Your goal »
Find how many lines in the data below mention "rapporten". Give the number only.

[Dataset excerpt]
⟨

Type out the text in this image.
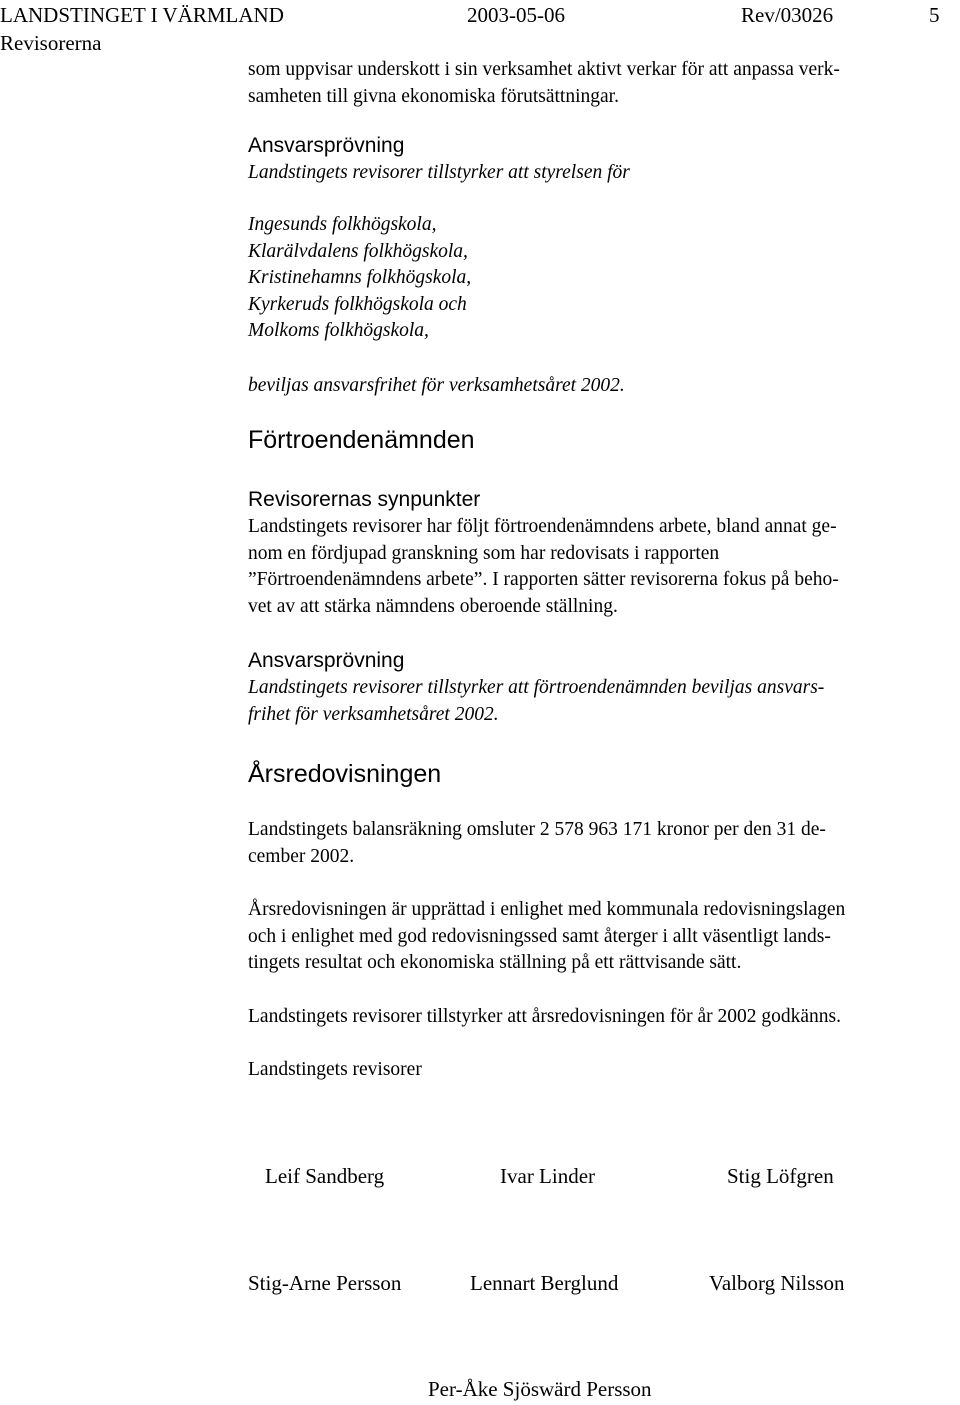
LANDSTINGET I VÄRMLAND	2003-05-06	Rev/03026	5
Revisorerna
som uppvisar underskott i sin verksamhet aktivt verkar för att anpassa verk-
samheten till givna ekonomiska förutsättningar.
Ansvarsprövning
Landstingets revisorer tillstyrker att styrelsen för
Ingesunds folkhögskola,
Klarälvdalens folkhögskola,
Kristinehamns folkhögskola,
Kyrkeruds folkhögskola och
Molkoms folkhögskola,
beviljas ansvarsfrihet för verksamhetsåret 2002.
Förtroendenämnden
Revisorernas synpunkter
Landstingets revisorer har följt förtroendenämndens arbete, bland annat ge-
nom en fördjupad granskning som har redovisats i rapporten
”Förtroendenämndens arbete”. I rapporten sätter revisorerna fokus på beho-
vet av att stärka nämndens oberoende ställning.
Ansvarsprövning
Landstingets revisorer tillstyrker att förtroendenämnden beviljas ansvars-
frihet för verksamhetsåret 2002.
Årsredovisningen
Landstingets balansräkning omsluter 2 578 963 171 kronor per den 31 de-
cember 2002.
Årsredovisningen är upprättad i enlighet med kommunala redovisningslagen
och i enlighet med god redovisningssed samt återger i allt väsentligt lands-
tingets resultat och ekonomiska ställning på ett rättvisande sätt.
Landstingets revisorer tillstyrker att årsredovisningen för år 2002 godkänns.
Landstingets revisorer
Leif Sandberg	Ivar Linder	Stig Löfgren
Stig-Arne Persson	Lennart Berglund	Valborg Nilsson
Per-Åke Sjöswärd Persson
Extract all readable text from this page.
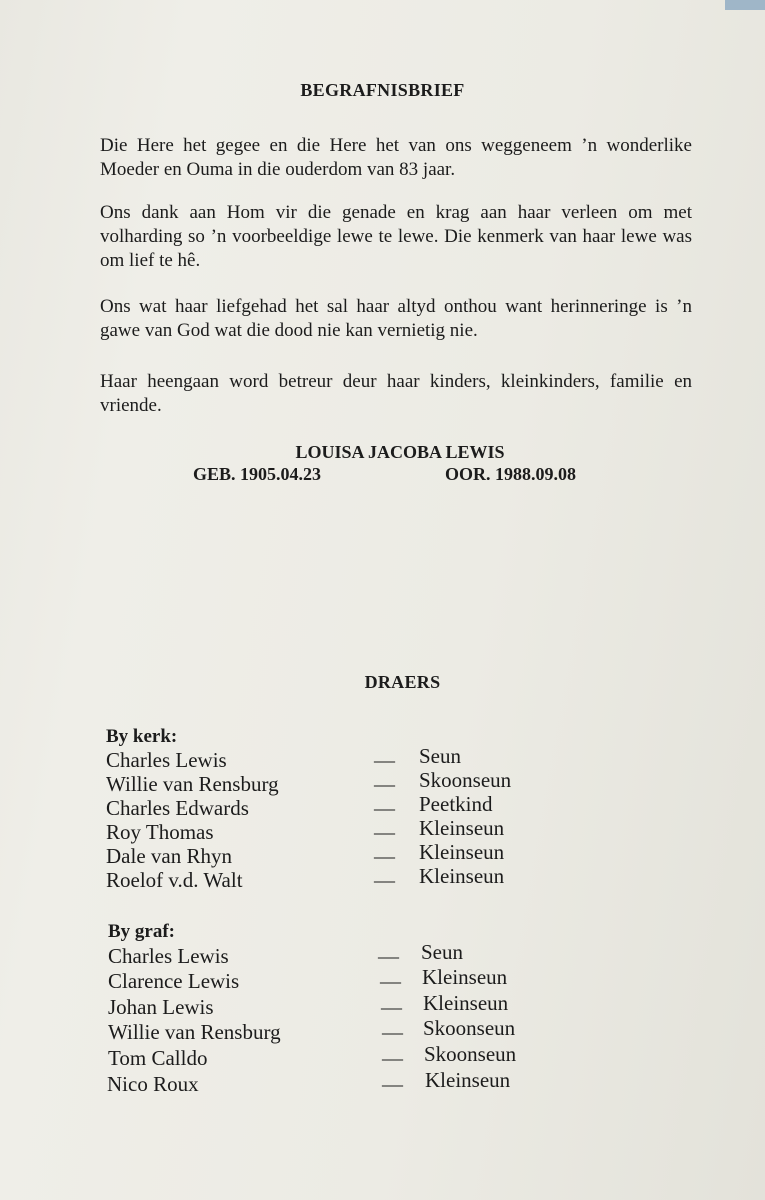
BEGRAFNISBRIEF

Die Here het gegee en die Here het van ons weggeneem ’n wonderlike Moeder en Ouma in die ouderdom van 83 jaar.

Ons dank aan Hom vir die genade en krag aan haar verleen om met volharding so ’n voorbeeldige lewe te lewe. Die kenmerk van haar lewe was om lief te hê.

Ons wat haar liefgehad het sal haar altyd onthou want herinneringe is ’n gawe van God wat die dood nie kan vernietig nie.

Haar heengaan word betreur deur haar kinders, kleinkinders, familie en vriende.

LOUISA JACOBA LEWIS
GEB. 1905.04.23	OOR. 1988.09.08
DRAERS
By kerk:
Charles Lewis	— Seun
Willie van Rensburg	— Skoonseun
Charles Edwards	— Peetkind
Roy Thomas	— Kleinseun
Dale van Rhyn	— Kleinseun
Roelof v.d. Walt	— Kleinseun
By graf:
Charles Lewis	— Seun
Clarence Lewis	— Kleinseun
Johan Lewis	— Kleinseun
Willie van Rensburg	— Skoonseun
Tom Calldo	— Skoonseun
Nico Roux	— Kleinseun
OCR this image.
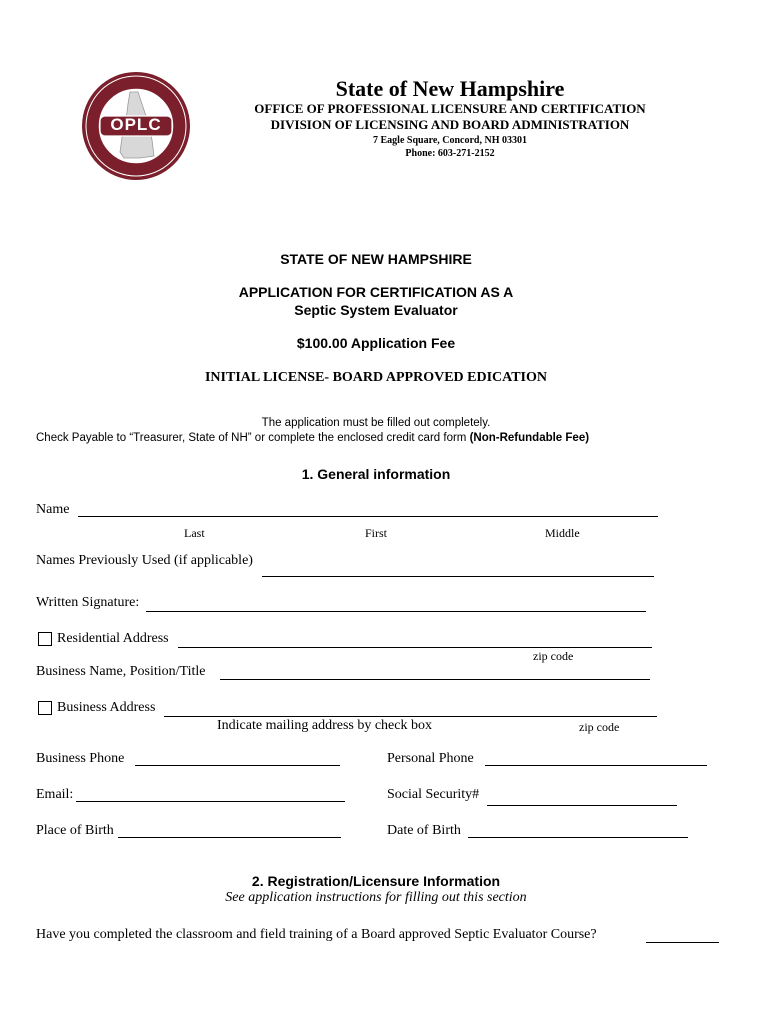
OPLC
State of New Hampshire
OFFICE OF PROFESSIONAL LICENSURE AND CERTIFICATION
DIVISION OF LICENSING AND BOARD ADMINISTRATION
7 Eagle Square, Concord, NH 03301
Phone: 603-271-2152
STATE OF NEW HAMPSHIRE
APPLICATION FOR CERTIFICATION AS A
Septic System Evaluator
$100.00 Application Fee
INITIAL LICENSE- BOARD APPROVED EDICATION
The application must be filled out completely.
Check Payable to “Treasurer, State of NH” or complete the enclosed credit card form (Non-Refundable Fee)
1. General information
Name
Last	First	Middle
Names Previously Used (if applicable)
Written Signature:
Residential Address
zip code
Business Name, Position/Title
Business Address
Indicate mailing address by check box	zip code
Business Phone	Personal Phone
Email:	Social Security#
Place of Birth	Date of Birth
2. Registration/Licensure Information
See application instructions for filling out this section
Have you completed the classroom and field training of a Board approved Septic Evaluator Course?
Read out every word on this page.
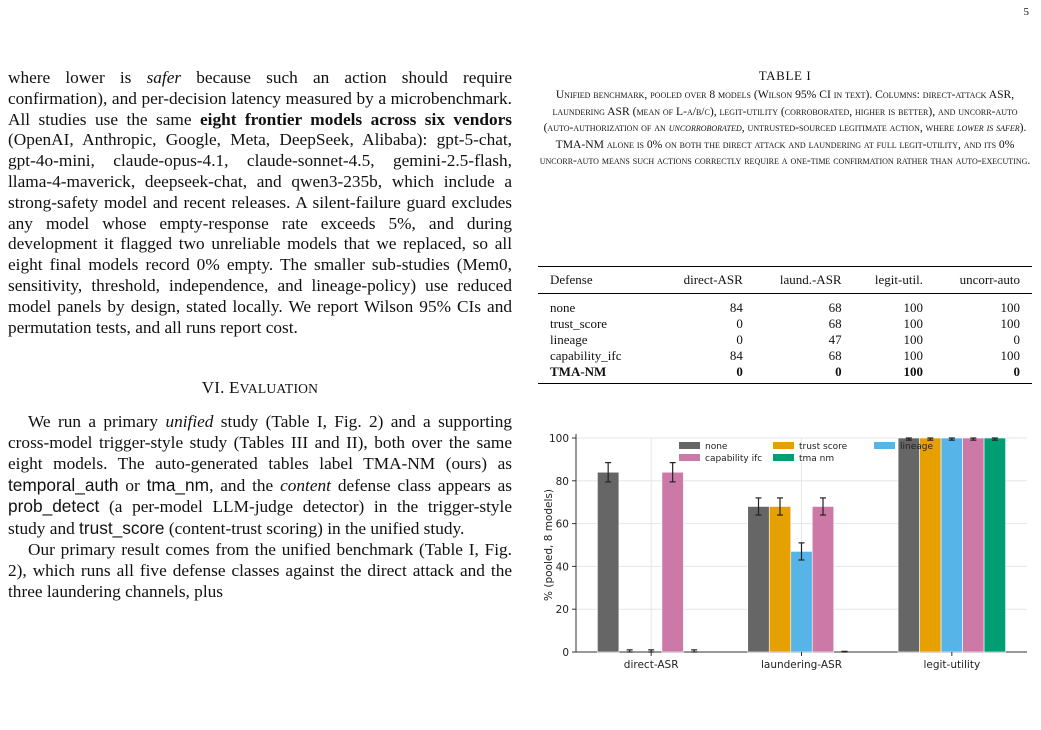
5

where lower is safer because such an action should require confirmation), and per-decision latency measured by a microbenchmark. All studies use the same eight frontier models across six vendors (OpenAI, Anthropic, Google, Meta, DeepSeek, Alibaba): gpt-5-chat, gpt-4o-mini, claude-opus-4.1, claude-sonnet-4.5, gemini-2.5-flash, llama-4-maverick, deepseek-chat, and qwen3-235b, which include a strong-safety model and recent releases. A silent-failure guard excludes any model whose empty-response rate exceeds 5%, and during development it flagged two unreliable models that we replaced, so all eight final models record 0% empty. The smaller sub-studies (Mem0, sensitivity, threshold, independence, and lineage-policy) use reduced model panels by design, stated locally. We report Wilson 95% CIs and permutation tests, and all runs report cost.

VI. EVALUATION

We run a primary unified study (Table I, Fig. 2) and a supporting cross-model trigger-style study (Tables III and II), both over the same eight models. The auto-generated tables label TMA-NM (ours) as temporal_auth or tma_nm, and the content defense class appears as prob_detect (a per-model LLM-judge detector) in the trigger-style study and trust_score (content-trust scoring) in the unified study.

Our primary result comes from the unified benchmark (Table I, Fig. 2), which runs all five defense classes against the direct attack and the three laundering channels, plus

TABLE I
Unified benchmark, pooled over 8 models (Wilson 95% CI in text). Columns: direct-attack ASR, laundering ASR (mean of L-a/b/c), legit-utility (corroborated, higher is better), and uncorr-auto (auto-authorization of an uncorroborated, untrusted-sourced legitimate action, where lower is safer). TMA-NM alone is 0% on both the direct attack and laundering at full legit-utility, and its 0% uncorr-auto means such actions correctly require a one-time confirmation rather than auto-executing.
Defense	direct-ASR	laund.-ASR	legit-util.	uncorr-auto
none	84	68	100	100
trust_score	0	68	100	100
lineage	0	47	100	0
capability_ifc	84	68	100	100
TMA-NM	0	0	100	0
0
20
40
60
80
100
% (pooled, 8 models)
direct-ASR	laundering-ASR	legit-utility
none	trust score	lineage
capability ifc	tma nm
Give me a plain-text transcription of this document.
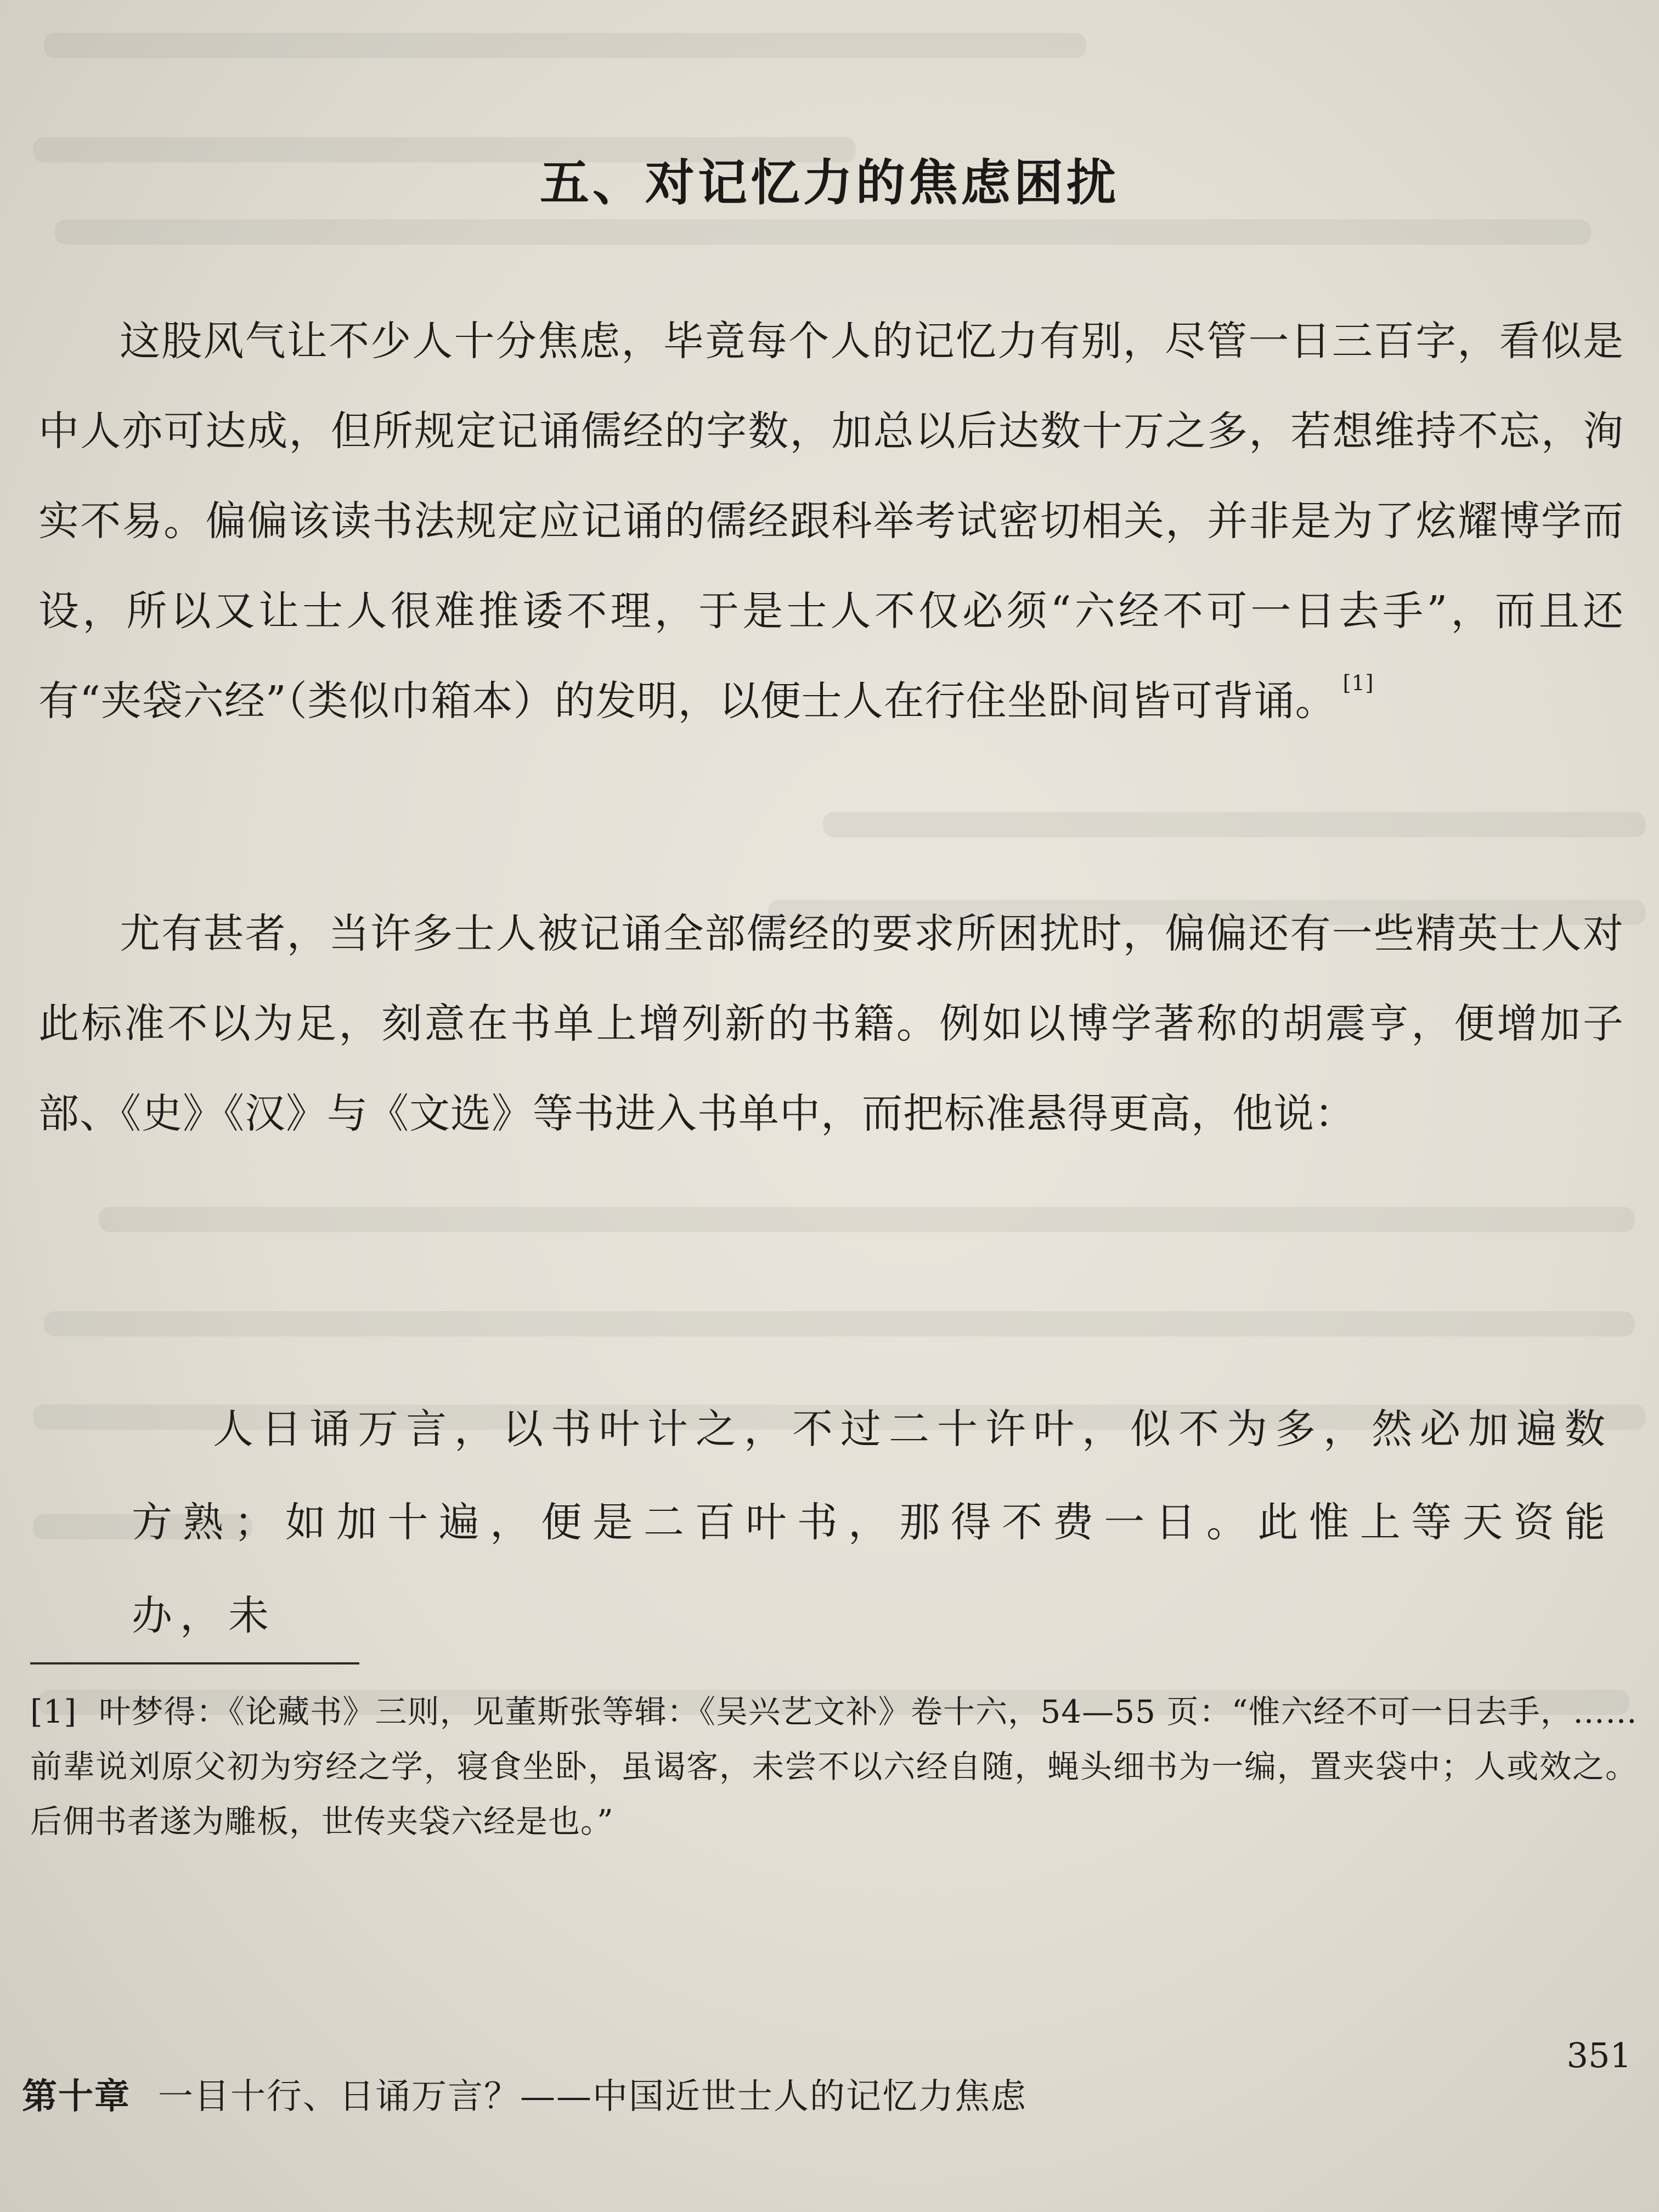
五、对记忆力的焦虑困扰

这股风气让不少人十分焦虑，毕竟每个人的记忆力有别，尽管一日三百字，看似是中人亦可达成，但所规定记诵儒经的字数，加总以后达数十万之多，若想维持不忘，洵实不易。偏偏该读书法规定应记诵的儒经跟科举考试密切相关，并非是为了炫耀博学而设，所以又让士人很难推诿不理，于是士人不仅必须“六经不可一日去手”，而且还有“夹袋六经”（类似巾箱本）的发明，以便士人在行住坐卧间皆可背诵。 [1]

尤有甚者，当许多士人被记诵全部儒经的要求所困扰时，偏偏还有一些精英士人对此标准不以为足，刻意在书单上增列新的书籍。例如以博学著称的胡震亨，便增加子部、《史》《汉》与《文选》等书进入书单中，而把标准悬得更高，他说：

人日诵万言，以书叶计之，不过二十许叶，似不为多，然必加遍数方熟；如加十遍，便是二百叶书，那得不费一日。此惟上等天资能办，未

[1] 叶梦得：《论藏书》三则，见董斯张等辑：《吴兴艺文补》卷十六，54—55 页：“惟六经不可一日去手，……前辈说刘原父初为穷经之学，寝食坐卧，虽谒客，未尝不以六经自随，蝇头细书为一编，置夹袋中；人或效之。后佣书者遂为雕板，世传夹袋六经是也。”

351
第十章 一目十行、日诵万言？——中国近世士人的记忆力焦虑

⟩

Response to the task »
2